▶ EXTRACTED INFORMATION
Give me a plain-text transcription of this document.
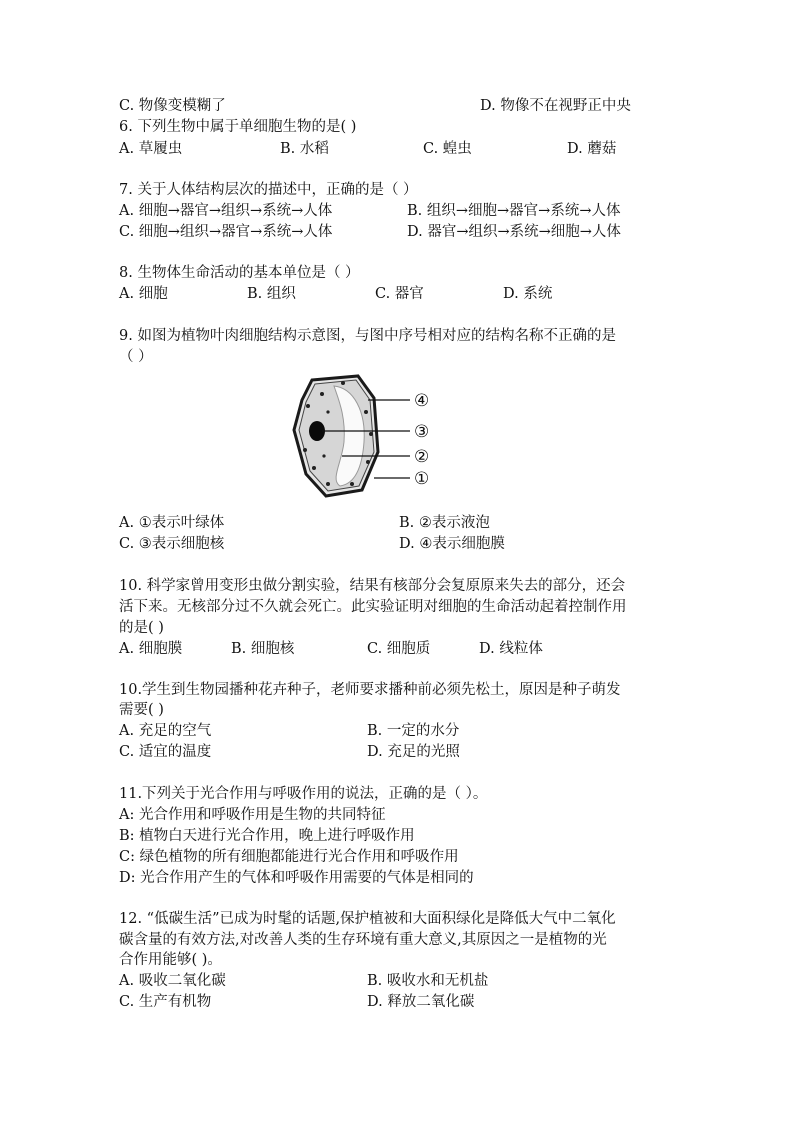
C. 物像变模糊了	D. 物像不在视野正中央
6. 下列生物中属于单细胞生物的是( )
A. 草履虫	B. 水稻	C. 蝗虫	D. 蘑菇
7. 关于人体结构层次的描述中，正确的是（ ）
A. 细胞→器官→组织→系统→人体	B. 组织→细胞→器官→系统→人体
C. 细胞→组织→器官→系统→人体	D. 器官→组织→系统→细胞→人体
8. 生物体生命活动的基本单位是（ ）
A. 细胞	B. 组织	C. 器官	D. 系统
9. 如图为植物叶肉细胞结构示意图，与图中序号相对应的结构名称不正确的是
（ ）
④
③
②
①
A. ①表示叶绿体	B. ②表示液泡
C. ③表示细胞核	D. ④表示细胞膜
10. 科学家曾用变形虫做分割实验，结果有核部分会复原原来失去的部分，还会
活下来。无核部分过不久就会死亡。此实验证明对细胞的生命活动起着控制作用
的是( )
A. 细胞膜	B. 细胞核	C. 细胞质	D. 线粒体
10.学生到生物园播种花卉种子，老师要求播种前必须先松土，原因是种子萌发
需要( )
A. 充足的空气	B. 一定的水分
C. 适宜的温度	D. 充足的光照
11.下列关于光合作用与呼吸作用的说法，正确的是（ ）。
A: 光合作用和呼吸作用是生物的共同特征
B: 植物白天进行光合作用，晚上进行呼吸作用
C: 绿色植物的所有细胞都能进行光合作用和呼吸作用
D: 光合作用产生的气体和呼吸作用需要的气体是相同的
12. “低碳生活”已成为时髦的话题,保护植被和大面积绿化是降低大气中二氧化
碳含量的有效方法,对改善人类的生存环境有重大意义,其原因之一是植物的光
合作用能够( )。
A. 吸收二氧化碳	B. 吸收水和无机盐
C. 生产有机物	D. 释放二氧化碳
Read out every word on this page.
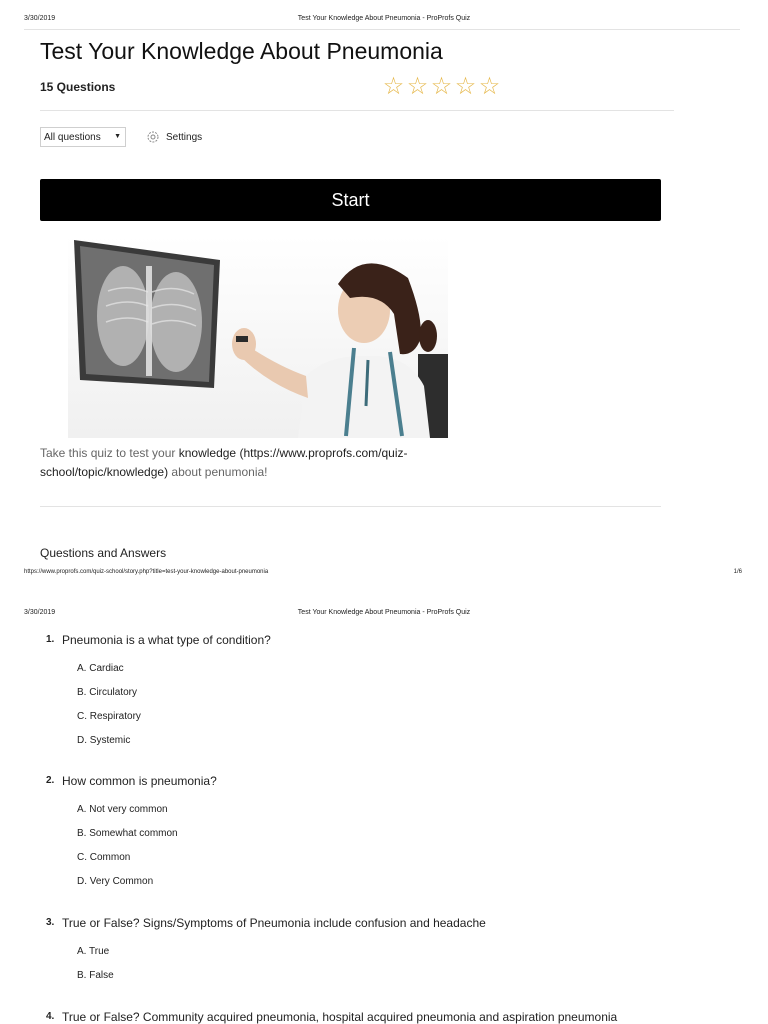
3/30/2019	Test Your Knowledge About Pneumonia - ProProfs Quiz
Test Your Knowledge About Pneumonia
15 Questions	☆ ☆ ☆ ☆ ☆
All questions ▼	Settings
Start
Take this quiz to test your knowledge (https://www.proprofs.com/quiz-school/topic/knowledge) about penumonia!
Questions and Answers
https://www.proprofs.com/quiz-school/story.php?title=test-your-knowledge-about-pneumonia	1/6
3/30/2019	Test Your Knowledge About Pneumonia - ProProfs Quiz
1. Pneumonia is a what type of condition?
A. Cardiac
B. Circulatory
C. Respiratory
D. Systemic
2. How common is pneumonia?
A. Not very common
B. Somewhat common
C. Common
D. Very Common
3. True or False? Signs/Symptoms of Pneumonia include confusion and headache
A. True
B. False
4. True or False? Community acquired pneumonia, hospital acquired pneumonia and aspiration pneumonia
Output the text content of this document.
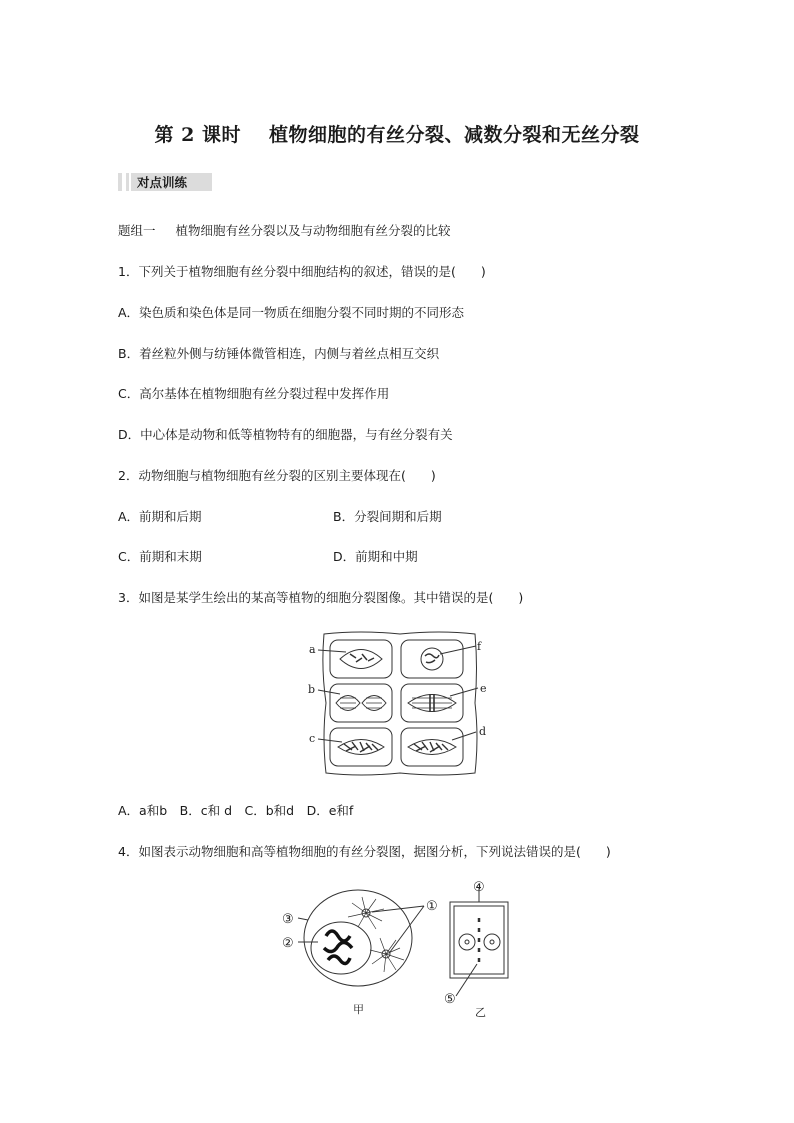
第 2 课时 植物细胞的有丝分裂、减数分裂和无丝分裂
对点训练
题组一 植物细胞有丝分裂以及与动物细胞有丝分裂的比较
1．下列关于植物细胞有丝分裂中细胞结构的叙述，错误的是(　　)
A．染色质和染色体是同一物质在细胞分裂不同时期的不同形态
B．着丝粒外侧与纺锤体微管相连，内侧与着丝点相互交织
C．高尔基体在植物细胞有丝分裂过程中发挥作用
D．中心体是动物和低等植物特有的细胞器，与有丝分裂有关
2．动物细胞与植物细胞有丝分裂的区别主要体现在(　　)
A．前期和后期	B．分裂间期和后期
C．前期和末期	D．前期和中期
3．如图是某学生绘出的某高等植物的细胞分裂图像。其中错误的是(　　)
a
b
c
d
e
f
A．a和b　B．c和 d　C．b和d　D．e和f
4．如图表示动物细胞和高等植物细胞的有丝分裂图，据图分析，下列说法错误的是(　　)
①
②
③
④
⑤
甲	乙
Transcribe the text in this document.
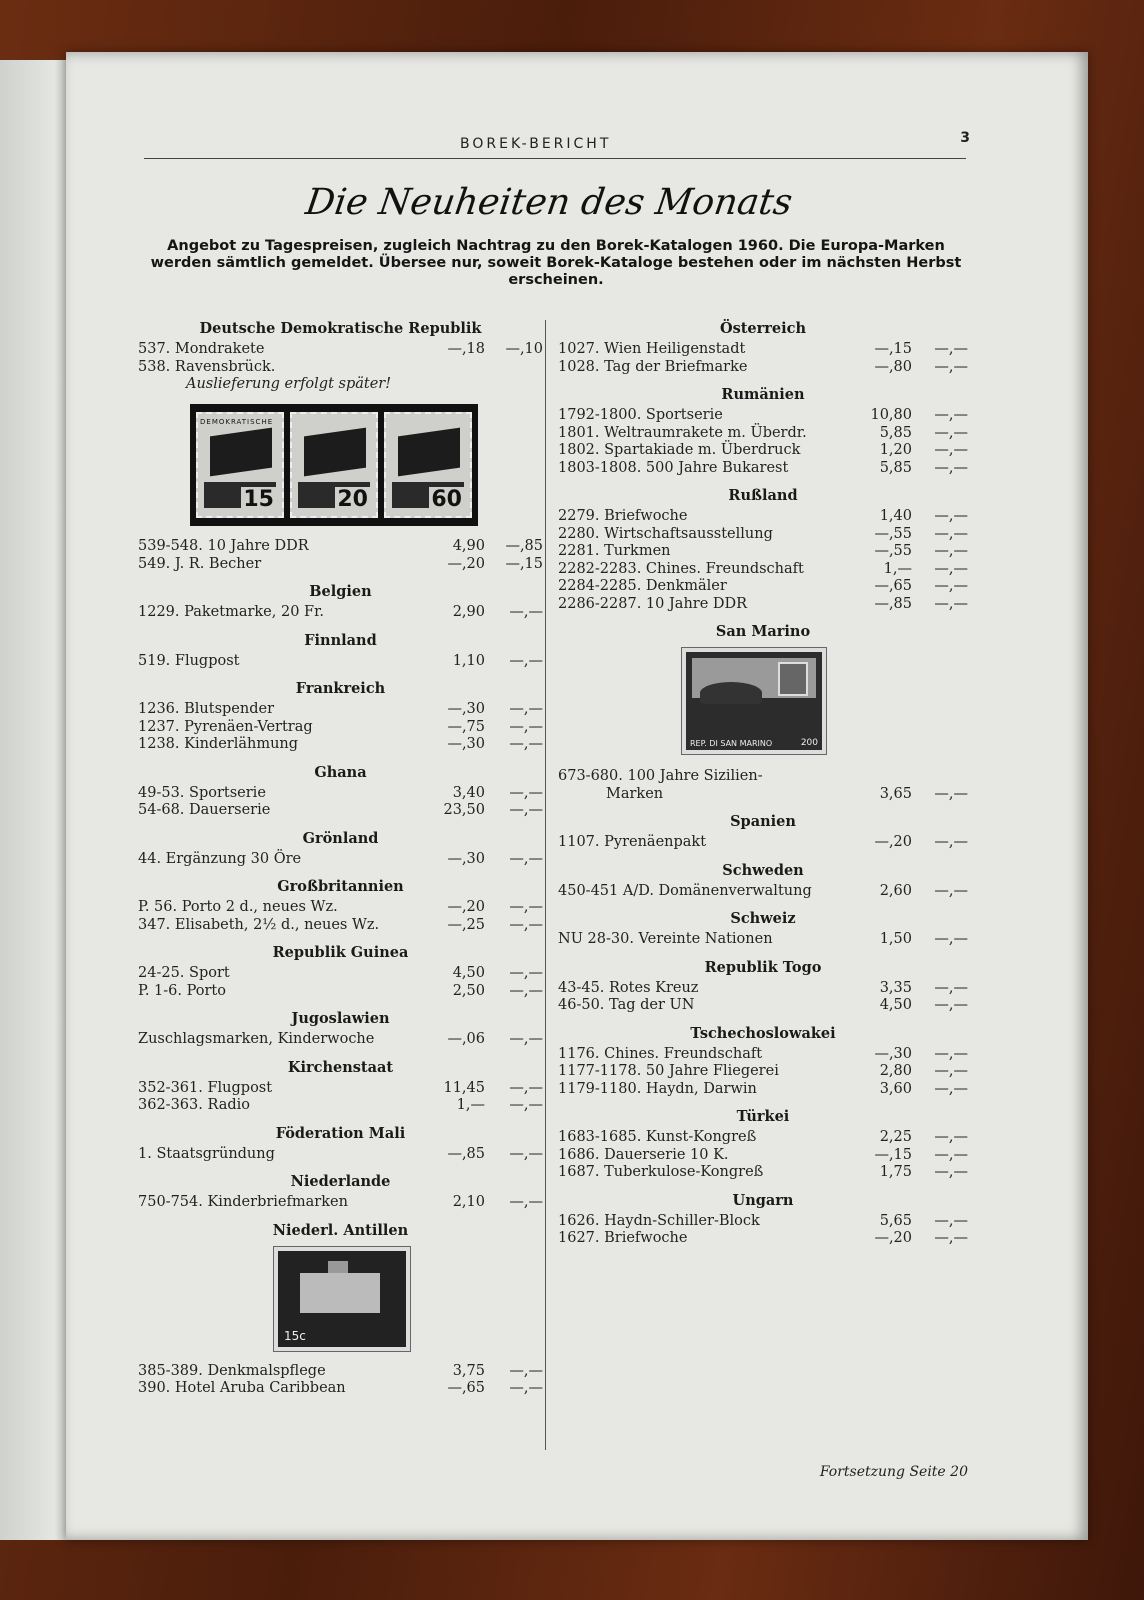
BOREK-BERICHT	3
Die Neuheiten des Monats
Angebot zu Tagespreisen, zugleich Nachtrag zu den Borek-Katalogen 1960. Die Europa-Marken werden sämtlich gemeldet. Übersee nur, soweit Borek-Kataloge bestehen oder im nächsten Herbst erscheinen.
Deutsche Demokratische Republik
537. Mondrakete	—,18 —,10
538. Ravensbrück.
Auslieferung erfolgt später!
DEMOKRATISCHE
15	20	60
539-548. 10 Jahre DDR	4,90 —,85
549. J. R. Becher	—,20 —,15
Belgien
1229. Paketmarke, 20 Fr.	2,90 —,—
Finnland
519. Flugpost	1,10 —,—
Frankreich
1236. Blutspender	—,30 —,—
1237. Pyrenäen-Vertrag	—,75 —,—
1238. Kinderlähmung	—,30 —,—
Ghana
49-53. Sportserie	3,40 —,—
54-68. Dauerserie	23,50 —,—
Grönland
44. Ergänzung 30 Öre	—,30 —,—
Großbritannien
P. 56. Porto 2 d., neues Wz.	—,20 —,—
347. Elisabeth, 2½ d., neues Wz.	—,25 —,—
Republik Guinea
24-25. Sport	4,50 —,—
P. 1-6. Porto	2,50 —,—
Jugoslawien
Zuschlagsmarken, Kinderwoche	—,06 —,—
Kirchenstaat
352-361. Flugpost	11,45 —,—
362-363. Radio	1,— —,—
Föderation Mali
1. Staatsgründung	—,85 —,—
Niederlande
750-754. Kinderbriefmarken	2,10 —,—
Niederl. Antillen
15c
385-389. Denkmalspflege	3,75 —,—
390. Hotel Aruba Caribbean	—,65 —,—
Österreich
1027. Wien Heiligenstadt	—,15 —,—
1028. Tag der Briefmarke	—,80 —,—
Rumänien
1792-1800. Sportserie	10,80 —,—
1801. Weltraumrakete m. Überdr.	5,85 —,—
1802. Spartakiade m. Überdruck	1,20 —,—
1803-1808. 500 Jahre Bukarest	5,85 —,—
Rußland
2279. Briefwoche	1,40 —,—
2280. Wirtschaftsausstellung	—,55 —,—
2281. Turkmen	—,55 —,—
2282-2283. Chines. Freundschaft	1,— —,—
2284-2285. Denkmäler	—,65 —,—
2286-2287. 10 Jahre DDR	—,85 —,—
San Marino
REP. DI SAN MARINO	200
673-680. 100 Jahre Sizilien-
Marken	3,65 —,—
Spanien
1107. Pyrenäenpakt	—,20 —,—
Schweden
450-451 A/D. Domänenverwaltung	2,60 —,—
Schweiz
NU 28-30. Vereinte Nationen	1,50 —,—
Republik Togo
43-45. Rotes Kreuz	3,35 —,—
46-50. Tag der UN	4,50 —,—
Tschechoslowakei
1176. Chines. Freundschaft	—,30 —,—
1177-1178. 50 Jahre Fliegerei	2,80 —,—
1179-1180. Haydn, Darwin	3,60 —,—
Türkei
1683-1685. Kunst-Kongreß	2,25 —,—
1686. Dauerserie 10 K.	—,15 —,—
1687. Tuberkulose-Kongreß	1,75 —,—
Ungarn
1626. Haydn-Schiller-Block	5,65 —,—
1627. Briefwoche	—,20 —,—
Fortsetzung Seite 20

▶ GIVEN TASK
Copy each line of the listing that contains the string "Dauerserie".

▶ SOLUTION
54-68. Dauerserie	23,50 —,—
1686. Dauerserie 10 K.	—,15 —,—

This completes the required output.